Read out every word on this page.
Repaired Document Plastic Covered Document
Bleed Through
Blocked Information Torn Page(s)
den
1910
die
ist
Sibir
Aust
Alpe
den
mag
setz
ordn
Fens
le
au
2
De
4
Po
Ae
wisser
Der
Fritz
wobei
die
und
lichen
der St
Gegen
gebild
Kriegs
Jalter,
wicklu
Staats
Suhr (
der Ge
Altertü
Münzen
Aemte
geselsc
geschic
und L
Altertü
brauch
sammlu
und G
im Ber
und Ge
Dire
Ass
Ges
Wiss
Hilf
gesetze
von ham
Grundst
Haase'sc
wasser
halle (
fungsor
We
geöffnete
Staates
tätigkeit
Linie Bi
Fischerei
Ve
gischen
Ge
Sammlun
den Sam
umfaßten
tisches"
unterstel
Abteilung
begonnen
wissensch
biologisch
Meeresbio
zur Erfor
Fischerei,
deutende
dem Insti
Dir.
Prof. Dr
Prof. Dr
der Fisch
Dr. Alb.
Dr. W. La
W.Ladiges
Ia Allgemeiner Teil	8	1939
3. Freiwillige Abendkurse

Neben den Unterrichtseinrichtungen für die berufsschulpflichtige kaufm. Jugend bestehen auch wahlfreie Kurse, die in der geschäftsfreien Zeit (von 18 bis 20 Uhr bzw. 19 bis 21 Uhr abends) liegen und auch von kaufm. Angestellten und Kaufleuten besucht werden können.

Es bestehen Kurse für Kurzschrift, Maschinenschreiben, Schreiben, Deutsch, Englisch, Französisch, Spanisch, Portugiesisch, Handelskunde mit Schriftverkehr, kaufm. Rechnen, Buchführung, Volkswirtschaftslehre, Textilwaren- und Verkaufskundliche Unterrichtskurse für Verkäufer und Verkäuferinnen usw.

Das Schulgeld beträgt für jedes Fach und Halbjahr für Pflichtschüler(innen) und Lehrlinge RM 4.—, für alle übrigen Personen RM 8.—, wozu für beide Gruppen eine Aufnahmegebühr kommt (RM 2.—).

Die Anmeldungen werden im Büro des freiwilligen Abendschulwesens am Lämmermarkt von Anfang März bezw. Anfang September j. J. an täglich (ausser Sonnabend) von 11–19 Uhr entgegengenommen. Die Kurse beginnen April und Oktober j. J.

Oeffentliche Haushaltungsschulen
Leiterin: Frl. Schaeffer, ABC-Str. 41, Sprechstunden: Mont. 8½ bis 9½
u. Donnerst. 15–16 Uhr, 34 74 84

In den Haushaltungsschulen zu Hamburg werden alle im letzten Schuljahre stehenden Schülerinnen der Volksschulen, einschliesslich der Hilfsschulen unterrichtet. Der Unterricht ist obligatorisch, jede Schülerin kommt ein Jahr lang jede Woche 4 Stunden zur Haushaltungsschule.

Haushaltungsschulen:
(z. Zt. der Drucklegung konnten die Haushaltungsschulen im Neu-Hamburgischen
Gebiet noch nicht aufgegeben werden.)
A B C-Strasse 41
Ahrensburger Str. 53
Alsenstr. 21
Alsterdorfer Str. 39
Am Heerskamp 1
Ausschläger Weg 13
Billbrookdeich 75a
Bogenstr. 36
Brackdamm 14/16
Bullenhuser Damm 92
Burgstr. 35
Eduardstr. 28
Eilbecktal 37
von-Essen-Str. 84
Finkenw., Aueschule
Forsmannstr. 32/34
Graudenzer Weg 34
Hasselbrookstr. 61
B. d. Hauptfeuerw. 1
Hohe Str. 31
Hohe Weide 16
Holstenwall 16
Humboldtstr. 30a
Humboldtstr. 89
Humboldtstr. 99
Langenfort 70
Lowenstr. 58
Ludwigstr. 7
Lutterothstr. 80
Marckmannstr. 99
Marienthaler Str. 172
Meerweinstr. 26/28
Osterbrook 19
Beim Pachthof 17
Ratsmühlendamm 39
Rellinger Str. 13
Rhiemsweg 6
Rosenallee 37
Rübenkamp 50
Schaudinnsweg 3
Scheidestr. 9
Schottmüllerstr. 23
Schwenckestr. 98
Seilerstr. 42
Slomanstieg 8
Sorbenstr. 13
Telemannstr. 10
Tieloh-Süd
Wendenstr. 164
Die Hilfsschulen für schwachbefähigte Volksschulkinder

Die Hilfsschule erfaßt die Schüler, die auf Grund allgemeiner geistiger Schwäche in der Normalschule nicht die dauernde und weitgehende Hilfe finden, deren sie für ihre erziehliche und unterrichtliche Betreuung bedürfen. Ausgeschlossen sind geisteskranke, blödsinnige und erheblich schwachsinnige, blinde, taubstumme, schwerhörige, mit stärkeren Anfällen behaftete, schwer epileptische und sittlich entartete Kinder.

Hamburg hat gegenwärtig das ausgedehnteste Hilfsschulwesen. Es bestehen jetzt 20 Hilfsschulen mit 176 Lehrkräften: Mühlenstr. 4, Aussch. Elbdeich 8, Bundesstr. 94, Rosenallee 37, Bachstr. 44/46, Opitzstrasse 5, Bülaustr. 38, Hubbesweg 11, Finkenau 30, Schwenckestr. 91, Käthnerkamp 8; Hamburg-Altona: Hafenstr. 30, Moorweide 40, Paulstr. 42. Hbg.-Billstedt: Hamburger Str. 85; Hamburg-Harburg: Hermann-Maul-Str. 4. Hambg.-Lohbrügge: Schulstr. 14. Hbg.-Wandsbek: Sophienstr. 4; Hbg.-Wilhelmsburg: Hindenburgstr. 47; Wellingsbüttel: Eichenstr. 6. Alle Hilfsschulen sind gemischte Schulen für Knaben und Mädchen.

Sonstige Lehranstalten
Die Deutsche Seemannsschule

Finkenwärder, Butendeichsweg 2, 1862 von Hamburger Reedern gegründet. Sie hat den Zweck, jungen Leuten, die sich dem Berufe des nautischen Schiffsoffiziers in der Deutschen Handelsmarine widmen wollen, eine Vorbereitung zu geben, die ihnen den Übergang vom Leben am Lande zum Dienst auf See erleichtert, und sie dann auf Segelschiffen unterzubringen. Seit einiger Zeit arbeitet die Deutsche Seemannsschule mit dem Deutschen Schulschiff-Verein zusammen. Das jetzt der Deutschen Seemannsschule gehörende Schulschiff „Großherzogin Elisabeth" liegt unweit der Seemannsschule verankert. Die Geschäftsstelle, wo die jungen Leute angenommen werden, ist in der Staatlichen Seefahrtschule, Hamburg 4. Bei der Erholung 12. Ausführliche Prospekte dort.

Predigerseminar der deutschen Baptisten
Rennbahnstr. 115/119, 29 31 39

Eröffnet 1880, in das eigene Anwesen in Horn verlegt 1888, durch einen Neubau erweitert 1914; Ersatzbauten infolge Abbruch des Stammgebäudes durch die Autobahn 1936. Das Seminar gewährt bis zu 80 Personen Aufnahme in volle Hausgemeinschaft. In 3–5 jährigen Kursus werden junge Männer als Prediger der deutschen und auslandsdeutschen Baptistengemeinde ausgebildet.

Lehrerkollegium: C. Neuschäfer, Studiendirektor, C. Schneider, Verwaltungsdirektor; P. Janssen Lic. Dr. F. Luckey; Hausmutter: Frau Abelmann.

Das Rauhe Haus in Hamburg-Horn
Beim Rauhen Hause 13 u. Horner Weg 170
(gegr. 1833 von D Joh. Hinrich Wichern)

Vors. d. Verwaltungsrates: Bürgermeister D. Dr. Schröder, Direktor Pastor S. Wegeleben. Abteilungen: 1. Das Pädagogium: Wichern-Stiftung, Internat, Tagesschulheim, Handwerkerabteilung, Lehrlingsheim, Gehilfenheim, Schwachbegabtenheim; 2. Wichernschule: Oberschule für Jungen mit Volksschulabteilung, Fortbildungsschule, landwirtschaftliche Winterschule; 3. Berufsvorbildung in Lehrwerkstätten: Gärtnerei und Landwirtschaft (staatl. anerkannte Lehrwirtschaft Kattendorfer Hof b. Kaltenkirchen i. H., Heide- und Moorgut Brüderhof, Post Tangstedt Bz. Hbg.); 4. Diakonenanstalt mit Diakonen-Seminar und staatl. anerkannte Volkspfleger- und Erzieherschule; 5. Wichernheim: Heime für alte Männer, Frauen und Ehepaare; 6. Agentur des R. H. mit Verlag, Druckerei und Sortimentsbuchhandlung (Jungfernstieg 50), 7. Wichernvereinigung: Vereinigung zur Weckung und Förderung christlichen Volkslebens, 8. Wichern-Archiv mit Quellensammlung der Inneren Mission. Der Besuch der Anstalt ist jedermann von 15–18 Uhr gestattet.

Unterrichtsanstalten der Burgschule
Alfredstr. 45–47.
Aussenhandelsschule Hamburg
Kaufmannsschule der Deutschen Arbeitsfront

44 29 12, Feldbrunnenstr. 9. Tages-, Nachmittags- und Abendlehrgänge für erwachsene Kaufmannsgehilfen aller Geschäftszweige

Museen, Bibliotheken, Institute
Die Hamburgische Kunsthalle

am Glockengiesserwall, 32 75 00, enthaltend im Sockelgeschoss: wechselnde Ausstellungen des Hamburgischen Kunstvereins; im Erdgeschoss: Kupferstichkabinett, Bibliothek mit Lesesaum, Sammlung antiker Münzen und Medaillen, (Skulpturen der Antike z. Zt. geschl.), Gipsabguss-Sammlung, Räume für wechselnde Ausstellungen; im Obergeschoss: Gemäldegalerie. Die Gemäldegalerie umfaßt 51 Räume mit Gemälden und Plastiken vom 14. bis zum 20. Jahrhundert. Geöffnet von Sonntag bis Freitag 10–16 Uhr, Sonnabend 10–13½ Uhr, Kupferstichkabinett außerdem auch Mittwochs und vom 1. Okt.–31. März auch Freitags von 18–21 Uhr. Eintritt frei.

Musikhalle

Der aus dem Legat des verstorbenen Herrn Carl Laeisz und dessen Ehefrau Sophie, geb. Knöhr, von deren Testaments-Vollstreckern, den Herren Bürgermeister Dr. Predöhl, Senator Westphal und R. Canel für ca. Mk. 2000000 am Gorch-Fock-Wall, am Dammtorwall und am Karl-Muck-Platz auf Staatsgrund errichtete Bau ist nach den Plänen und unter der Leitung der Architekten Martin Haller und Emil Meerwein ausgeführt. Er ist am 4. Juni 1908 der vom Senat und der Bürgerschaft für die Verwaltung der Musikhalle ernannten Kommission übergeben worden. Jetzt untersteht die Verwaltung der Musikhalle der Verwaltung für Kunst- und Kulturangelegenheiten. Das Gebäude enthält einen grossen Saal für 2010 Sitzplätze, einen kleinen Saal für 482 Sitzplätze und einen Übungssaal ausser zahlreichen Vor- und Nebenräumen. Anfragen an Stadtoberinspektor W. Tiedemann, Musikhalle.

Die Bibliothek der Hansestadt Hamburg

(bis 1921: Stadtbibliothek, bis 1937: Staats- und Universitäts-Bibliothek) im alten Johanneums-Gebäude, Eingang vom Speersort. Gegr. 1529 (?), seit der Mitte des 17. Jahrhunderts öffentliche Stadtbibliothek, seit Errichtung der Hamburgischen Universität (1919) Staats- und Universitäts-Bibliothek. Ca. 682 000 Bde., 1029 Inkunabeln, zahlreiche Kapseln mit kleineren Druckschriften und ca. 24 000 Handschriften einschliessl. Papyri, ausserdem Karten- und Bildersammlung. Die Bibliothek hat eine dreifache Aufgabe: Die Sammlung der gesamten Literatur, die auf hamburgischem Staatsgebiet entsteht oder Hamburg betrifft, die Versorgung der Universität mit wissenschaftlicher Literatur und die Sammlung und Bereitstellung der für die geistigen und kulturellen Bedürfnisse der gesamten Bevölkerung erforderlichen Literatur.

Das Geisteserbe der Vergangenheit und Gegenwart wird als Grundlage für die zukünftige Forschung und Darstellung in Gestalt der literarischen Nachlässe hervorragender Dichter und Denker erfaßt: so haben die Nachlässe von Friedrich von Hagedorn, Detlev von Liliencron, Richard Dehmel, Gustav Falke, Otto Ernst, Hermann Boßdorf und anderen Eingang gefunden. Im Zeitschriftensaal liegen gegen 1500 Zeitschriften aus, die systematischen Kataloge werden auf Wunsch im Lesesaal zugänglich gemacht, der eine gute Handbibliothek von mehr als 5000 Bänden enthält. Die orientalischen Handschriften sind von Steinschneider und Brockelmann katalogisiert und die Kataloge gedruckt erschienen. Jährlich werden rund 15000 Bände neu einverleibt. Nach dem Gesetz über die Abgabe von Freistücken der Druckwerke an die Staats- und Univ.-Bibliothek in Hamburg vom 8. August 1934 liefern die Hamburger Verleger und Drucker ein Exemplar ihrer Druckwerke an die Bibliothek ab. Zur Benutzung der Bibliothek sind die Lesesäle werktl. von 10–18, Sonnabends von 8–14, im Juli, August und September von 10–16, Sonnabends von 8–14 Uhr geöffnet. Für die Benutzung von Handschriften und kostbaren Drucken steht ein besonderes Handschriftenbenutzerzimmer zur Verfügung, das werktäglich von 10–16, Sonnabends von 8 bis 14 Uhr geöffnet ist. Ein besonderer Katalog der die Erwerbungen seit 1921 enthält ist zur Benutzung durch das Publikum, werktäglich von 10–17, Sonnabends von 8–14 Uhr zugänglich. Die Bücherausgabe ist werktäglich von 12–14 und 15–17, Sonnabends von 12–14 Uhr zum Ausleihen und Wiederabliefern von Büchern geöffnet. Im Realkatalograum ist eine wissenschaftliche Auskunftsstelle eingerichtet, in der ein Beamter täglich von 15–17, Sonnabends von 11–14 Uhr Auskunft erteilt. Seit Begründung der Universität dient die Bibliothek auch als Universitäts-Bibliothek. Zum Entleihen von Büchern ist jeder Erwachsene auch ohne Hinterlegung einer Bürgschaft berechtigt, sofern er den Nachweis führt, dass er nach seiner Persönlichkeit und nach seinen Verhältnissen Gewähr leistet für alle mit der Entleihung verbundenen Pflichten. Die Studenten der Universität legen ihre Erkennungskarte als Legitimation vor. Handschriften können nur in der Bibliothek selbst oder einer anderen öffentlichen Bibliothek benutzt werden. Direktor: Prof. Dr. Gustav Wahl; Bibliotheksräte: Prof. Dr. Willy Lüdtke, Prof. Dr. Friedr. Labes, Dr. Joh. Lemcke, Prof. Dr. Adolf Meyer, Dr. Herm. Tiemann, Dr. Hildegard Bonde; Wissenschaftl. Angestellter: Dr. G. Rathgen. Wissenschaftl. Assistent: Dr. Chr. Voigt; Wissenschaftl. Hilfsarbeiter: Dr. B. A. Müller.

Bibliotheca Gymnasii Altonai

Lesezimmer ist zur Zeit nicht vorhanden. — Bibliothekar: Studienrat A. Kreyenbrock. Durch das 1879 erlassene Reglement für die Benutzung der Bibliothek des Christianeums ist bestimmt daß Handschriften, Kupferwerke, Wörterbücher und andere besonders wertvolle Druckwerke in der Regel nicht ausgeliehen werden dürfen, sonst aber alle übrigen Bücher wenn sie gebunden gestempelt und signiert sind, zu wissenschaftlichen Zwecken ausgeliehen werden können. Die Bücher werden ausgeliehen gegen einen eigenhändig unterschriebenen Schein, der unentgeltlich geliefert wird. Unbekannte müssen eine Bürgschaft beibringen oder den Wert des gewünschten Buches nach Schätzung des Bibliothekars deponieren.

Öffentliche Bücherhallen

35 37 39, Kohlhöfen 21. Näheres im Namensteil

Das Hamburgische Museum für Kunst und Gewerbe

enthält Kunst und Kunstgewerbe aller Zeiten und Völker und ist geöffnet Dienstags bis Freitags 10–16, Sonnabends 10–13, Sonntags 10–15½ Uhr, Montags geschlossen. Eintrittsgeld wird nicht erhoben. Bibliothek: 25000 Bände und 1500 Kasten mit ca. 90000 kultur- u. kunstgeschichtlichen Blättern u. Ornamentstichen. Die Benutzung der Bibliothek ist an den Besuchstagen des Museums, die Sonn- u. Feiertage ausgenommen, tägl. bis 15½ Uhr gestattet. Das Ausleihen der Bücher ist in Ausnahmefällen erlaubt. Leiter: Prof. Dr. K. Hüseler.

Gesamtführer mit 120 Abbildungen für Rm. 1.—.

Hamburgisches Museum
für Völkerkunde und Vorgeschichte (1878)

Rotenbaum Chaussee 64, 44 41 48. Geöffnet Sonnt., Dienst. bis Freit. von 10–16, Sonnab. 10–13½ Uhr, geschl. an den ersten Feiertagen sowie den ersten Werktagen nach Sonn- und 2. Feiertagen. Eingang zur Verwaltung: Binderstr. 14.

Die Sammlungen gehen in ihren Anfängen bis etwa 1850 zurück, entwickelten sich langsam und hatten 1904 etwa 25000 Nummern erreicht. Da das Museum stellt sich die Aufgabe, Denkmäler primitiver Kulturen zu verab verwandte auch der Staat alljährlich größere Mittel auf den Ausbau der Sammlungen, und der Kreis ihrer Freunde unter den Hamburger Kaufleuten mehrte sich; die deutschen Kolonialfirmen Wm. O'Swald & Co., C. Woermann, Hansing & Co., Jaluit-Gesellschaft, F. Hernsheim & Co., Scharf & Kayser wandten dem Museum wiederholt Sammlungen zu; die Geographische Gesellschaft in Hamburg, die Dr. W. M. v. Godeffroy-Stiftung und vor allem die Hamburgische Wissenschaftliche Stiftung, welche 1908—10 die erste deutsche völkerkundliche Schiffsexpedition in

--------

▶ Assignment:
Every line in the data above that contains the word "Beim" should be copied.

▶ Solution for this problem:
Beim Pachthof 17
Beim Rauhen Hause 13 u. Horner Weg 170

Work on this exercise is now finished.